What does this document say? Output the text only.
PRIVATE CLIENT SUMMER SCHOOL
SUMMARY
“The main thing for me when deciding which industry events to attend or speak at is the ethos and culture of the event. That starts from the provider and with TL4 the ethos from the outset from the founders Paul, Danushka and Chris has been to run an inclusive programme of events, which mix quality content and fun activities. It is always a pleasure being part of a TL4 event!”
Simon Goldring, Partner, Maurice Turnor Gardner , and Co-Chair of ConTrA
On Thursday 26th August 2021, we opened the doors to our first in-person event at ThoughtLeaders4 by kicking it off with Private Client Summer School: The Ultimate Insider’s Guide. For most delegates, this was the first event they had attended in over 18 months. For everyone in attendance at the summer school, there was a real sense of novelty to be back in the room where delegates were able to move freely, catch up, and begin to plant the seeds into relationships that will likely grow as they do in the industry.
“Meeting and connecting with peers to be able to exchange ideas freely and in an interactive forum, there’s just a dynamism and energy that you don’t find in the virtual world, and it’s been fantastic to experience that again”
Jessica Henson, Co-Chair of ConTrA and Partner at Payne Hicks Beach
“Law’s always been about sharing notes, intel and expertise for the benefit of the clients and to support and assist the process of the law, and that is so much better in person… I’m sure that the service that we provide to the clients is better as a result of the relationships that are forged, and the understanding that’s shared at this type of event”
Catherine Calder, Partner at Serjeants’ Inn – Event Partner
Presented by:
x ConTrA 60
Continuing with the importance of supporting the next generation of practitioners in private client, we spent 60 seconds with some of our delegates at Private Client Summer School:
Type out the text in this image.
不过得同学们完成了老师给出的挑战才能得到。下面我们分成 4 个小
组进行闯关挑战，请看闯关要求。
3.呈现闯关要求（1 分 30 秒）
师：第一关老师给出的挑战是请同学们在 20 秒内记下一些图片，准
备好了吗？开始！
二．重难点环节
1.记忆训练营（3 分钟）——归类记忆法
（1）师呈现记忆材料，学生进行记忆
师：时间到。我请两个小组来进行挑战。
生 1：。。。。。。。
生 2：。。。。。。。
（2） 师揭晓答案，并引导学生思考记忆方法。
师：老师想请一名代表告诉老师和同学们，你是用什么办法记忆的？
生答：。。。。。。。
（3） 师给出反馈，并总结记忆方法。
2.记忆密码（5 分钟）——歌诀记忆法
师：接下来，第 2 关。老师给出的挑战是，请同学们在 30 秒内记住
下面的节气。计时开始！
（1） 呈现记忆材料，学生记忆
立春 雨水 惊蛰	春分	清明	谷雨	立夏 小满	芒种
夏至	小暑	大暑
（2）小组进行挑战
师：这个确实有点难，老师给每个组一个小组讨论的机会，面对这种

■ ■ ■ ■ ■

* [JOB]: Write the data out again in full and exactly.

* [TASK ANSWER]:
What does this document say? Output the text only.
PRIVATE CLIENT SUMMER SCHOOL
SUMMARY
“The main thing for me when deciding which industry events to attend or speak at is the ethos and culture of the event. That starts from the provider and with TL4 the ethos from the outset from the founders Paul, Danushka and Chris has been to run an inclusive programme of events, which mix quality content and fun activities. It is always a pleasure being part of a TL4 event!”
Simon Goldring, Partner, Maurice Turnor Gardner , and Co-Chair of ConTrA
On Thursday 26th August 2021, we opened the doors to our first in-person event at ThoughtLeaders4 by kicking it off with Private Client Summer School: The Ultimate Insider’s Guide. For most delegates, this was the first event they had attended in over 18 months. For everyone in attendance at the summer school, there was a real sense of novelty to be back in the room where delegates were able to move freely, catch up, and begin to plant the seeds into relationships that will likely grow as they do in the industry.
“Meeting and connecting with peers to be able to exchange ideas freely and in an interactive forum, there’s just a dynamism and energy that you don’t find in the virtual world, and it’s been fantastic to experience that again”
Jessica Henson, Co-Chair of ConTrA and Partner at Payne Hicks Beach
“Law’s always been about sharing notes, intel and expertise for the benefit of the clients and to support and assist the process of the law, and that is so much better in person… I’m sure that the service that we provide to the clients is better as a result of the relationships that are forged, and the understanding that’s shared at this type of event”
Catherine Calder, Partner at Serjeants’ Inn – Event Partner
Presented by:
x ConTrA 60
Continuing with the importance of supporting the next generation of practitioners in private client, we spent 60 seconds with some of our delegates at Private Client Summer School:
Type out the text in this image.
不过得同学们完成了老师给出的挑战才能得到。下面我们分成 4 个小
组进行闯关挑战，请看闯关要求。
3.呈现闯关要求（1 分 30 秒）
师：第一关老师给出的挑战是请同学们在 20 秒内记下一些图片，准
备好了吗？开始！
二．重难点环节
1.记忆训练营（3 分钟）——归类记忆法
（1）师呈现记忆材料，学生进行记忆
师：时间到。我请两个小组来进行挑战。
生 1：。。。。。。。
生 2：。。。。。。。
（2） 师揭晓答案，并引导学生思考记忆方法。
师：老师想请一名代表告诉老师和同学们，你是用什么办法记忆的？
生答：。。。。。。。
（3） 师给出反馈，并总结记忆方法。
2.记忆密码（5 分钟）——歌诀记忆法
师：接下来，第 2 关。老师给出的挑战是，请同学们在 30 秒内记住
下面的节气。计时开始！
（1） 呈现记忆材料，学生记忆
立春 雨水 惊蛰	春分	清明	谷雨	立夏 小满	芒种
夏至	小暑	大暑
（2）小组进行挑战
师：这个确实有点难，老师给每个组一个小组讨论的机会，面对这种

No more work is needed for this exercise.